Keep only those lines of the records that include the string "Christus".

[Some records]
══════════════════════════════

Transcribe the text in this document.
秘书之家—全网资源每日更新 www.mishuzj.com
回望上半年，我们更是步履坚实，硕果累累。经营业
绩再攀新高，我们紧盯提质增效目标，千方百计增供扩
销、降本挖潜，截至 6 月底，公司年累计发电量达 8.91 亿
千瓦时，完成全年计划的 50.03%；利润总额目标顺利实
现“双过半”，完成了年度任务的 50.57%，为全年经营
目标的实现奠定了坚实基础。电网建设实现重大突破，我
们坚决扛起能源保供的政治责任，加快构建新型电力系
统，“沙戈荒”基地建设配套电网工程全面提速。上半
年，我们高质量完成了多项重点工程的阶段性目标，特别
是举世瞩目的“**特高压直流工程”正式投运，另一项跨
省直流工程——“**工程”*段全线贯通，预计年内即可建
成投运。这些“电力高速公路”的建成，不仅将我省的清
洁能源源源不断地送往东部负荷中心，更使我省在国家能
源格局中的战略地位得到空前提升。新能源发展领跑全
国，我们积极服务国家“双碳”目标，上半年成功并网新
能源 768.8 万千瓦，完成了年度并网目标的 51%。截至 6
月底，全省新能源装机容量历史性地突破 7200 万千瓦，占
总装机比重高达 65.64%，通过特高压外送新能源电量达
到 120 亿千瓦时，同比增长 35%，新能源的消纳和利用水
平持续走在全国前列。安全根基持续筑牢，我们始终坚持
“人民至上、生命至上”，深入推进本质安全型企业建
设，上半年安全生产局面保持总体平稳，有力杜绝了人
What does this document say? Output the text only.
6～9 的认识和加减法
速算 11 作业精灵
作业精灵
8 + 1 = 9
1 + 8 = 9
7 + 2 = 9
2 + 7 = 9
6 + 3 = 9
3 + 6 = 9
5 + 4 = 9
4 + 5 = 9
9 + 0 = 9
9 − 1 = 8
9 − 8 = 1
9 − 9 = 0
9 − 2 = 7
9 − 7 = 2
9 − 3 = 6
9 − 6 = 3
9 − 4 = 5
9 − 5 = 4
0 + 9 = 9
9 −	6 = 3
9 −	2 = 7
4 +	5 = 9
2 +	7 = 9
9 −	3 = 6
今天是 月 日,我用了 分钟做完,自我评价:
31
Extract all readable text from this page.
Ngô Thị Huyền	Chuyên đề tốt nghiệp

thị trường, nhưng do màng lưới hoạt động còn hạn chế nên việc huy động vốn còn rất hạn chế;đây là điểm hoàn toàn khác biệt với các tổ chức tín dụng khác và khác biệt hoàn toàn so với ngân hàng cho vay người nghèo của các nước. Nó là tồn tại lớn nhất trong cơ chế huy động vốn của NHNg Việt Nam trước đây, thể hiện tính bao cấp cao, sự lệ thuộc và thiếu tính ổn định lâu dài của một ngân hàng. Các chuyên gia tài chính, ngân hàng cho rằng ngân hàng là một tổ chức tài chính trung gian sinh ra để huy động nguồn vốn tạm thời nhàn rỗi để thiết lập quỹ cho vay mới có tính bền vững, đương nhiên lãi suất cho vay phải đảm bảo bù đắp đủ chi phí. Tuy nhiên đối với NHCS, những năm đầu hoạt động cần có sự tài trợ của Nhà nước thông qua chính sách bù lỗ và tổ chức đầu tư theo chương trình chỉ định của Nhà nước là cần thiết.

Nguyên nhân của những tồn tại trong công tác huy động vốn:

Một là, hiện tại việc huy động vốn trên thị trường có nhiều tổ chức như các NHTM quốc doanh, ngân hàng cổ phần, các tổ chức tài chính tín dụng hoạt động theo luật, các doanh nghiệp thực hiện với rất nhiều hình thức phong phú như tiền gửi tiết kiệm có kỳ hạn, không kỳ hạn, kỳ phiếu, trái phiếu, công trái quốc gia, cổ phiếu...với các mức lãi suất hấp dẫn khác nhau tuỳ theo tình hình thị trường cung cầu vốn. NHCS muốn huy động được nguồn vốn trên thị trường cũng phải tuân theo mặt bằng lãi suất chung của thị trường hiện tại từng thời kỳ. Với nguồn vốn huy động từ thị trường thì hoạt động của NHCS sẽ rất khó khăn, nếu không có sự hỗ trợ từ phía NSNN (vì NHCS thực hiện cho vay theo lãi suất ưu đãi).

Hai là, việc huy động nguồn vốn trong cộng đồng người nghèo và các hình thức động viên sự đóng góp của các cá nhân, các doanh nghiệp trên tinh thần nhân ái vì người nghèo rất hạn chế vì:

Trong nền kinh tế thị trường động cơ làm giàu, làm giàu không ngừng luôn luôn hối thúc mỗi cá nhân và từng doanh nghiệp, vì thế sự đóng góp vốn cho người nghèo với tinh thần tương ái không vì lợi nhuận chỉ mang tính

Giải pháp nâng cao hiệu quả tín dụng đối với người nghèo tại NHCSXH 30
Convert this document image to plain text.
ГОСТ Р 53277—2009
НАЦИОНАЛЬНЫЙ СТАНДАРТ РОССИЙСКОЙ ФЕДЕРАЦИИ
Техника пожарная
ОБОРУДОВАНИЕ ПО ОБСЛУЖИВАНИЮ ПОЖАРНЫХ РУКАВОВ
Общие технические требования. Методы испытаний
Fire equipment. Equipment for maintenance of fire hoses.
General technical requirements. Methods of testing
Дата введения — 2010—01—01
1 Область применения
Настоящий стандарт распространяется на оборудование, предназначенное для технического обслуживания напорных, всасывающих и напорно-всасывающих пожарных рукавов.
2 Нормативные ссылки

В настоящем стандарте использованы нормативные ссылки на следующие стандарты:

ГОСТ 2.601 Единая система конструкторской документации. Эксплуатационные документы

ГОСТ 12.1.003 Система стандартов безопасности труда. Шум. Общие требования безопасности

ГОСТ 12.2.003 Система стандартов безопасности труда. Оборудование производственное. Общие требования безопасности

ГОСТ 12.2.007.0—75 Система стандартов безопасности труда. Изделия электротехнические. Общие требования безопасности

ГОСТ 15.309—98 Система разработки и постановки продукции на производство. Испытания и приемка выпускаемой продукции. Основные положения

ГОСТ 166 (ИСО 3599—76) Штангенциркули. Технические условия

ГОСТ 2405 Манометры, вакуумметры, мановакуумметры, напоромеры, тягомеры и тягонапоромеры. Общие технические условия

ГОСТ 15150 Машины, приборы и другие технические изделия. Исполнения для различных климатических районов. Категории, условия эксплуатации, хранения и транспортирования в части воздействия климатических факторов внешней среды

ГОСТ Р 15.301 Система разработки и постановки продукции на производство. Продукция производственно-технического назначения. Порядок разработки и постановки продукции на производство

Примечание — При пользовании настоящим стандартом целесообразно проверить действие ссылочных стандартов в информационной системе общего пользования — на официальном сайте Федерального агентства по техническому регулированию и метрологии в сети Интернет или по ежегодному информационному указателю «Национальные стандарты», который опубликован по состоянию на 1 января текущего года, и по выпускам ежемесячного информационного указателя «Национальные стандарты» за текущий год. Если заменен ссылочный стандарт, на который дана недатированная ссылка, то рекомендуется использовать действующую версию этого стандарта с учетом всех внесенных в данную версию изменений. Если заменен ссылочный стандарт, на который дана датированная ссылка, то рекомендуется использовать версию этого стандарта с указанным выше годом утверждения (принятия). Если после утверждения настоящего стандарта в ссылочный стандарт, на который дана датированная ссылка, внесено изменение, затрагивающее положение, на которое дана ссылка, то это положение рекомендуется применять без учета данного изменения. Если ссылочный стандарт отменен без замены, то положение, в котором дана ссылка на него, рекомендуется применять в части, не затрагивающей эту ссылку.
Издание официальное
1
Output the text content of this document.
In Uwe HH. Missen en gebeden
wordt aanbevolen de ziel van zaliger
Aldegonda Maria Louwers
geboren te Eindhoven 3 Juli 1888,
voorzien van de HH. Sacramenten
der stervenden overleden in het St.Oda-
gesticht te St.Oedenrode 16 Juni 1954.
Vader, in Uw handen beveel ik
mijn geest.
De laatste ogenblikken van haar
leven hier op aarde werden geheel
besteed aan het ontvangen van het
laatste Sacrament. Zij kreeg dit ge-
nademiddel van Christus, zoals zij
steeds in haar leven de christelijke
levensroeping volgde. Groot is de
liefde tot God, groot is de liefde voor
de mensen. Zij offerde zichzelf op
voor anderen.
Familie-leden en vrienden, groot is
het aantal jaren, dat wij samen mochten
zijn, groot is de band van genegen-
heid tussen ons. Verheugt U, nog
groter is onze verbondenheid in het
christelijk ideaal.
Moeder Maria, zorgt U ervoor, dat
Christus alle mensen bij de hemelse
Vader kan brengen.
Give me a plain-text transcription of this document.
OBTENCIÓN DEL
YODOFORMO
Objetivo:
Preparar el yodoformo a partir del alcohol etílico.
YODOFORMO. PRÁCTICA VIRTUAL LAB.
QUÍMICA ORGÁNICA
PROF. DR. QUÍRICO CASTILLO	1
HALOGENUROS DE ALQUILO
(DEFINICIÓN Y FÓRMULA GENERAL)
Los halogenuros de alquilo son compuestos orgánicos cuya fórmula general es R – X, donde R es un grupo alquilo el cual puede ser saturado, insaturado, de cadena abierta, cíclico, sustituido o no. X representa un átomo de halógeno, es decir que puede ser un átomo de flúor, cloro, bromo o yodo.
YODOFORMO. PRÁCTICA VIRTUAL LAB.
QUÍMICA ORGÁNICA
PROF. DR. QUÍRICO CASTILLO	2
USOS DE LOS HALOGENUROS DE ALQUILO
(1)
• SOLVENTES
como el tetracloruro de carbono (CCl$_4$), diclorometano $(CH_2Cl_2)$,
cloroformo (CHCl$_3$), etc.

══════════════════════════════

### OUTPUT FOR THIS EXERCISE
nademiddel van Christus, zoals zij
Christus alle mensen bij de hemelse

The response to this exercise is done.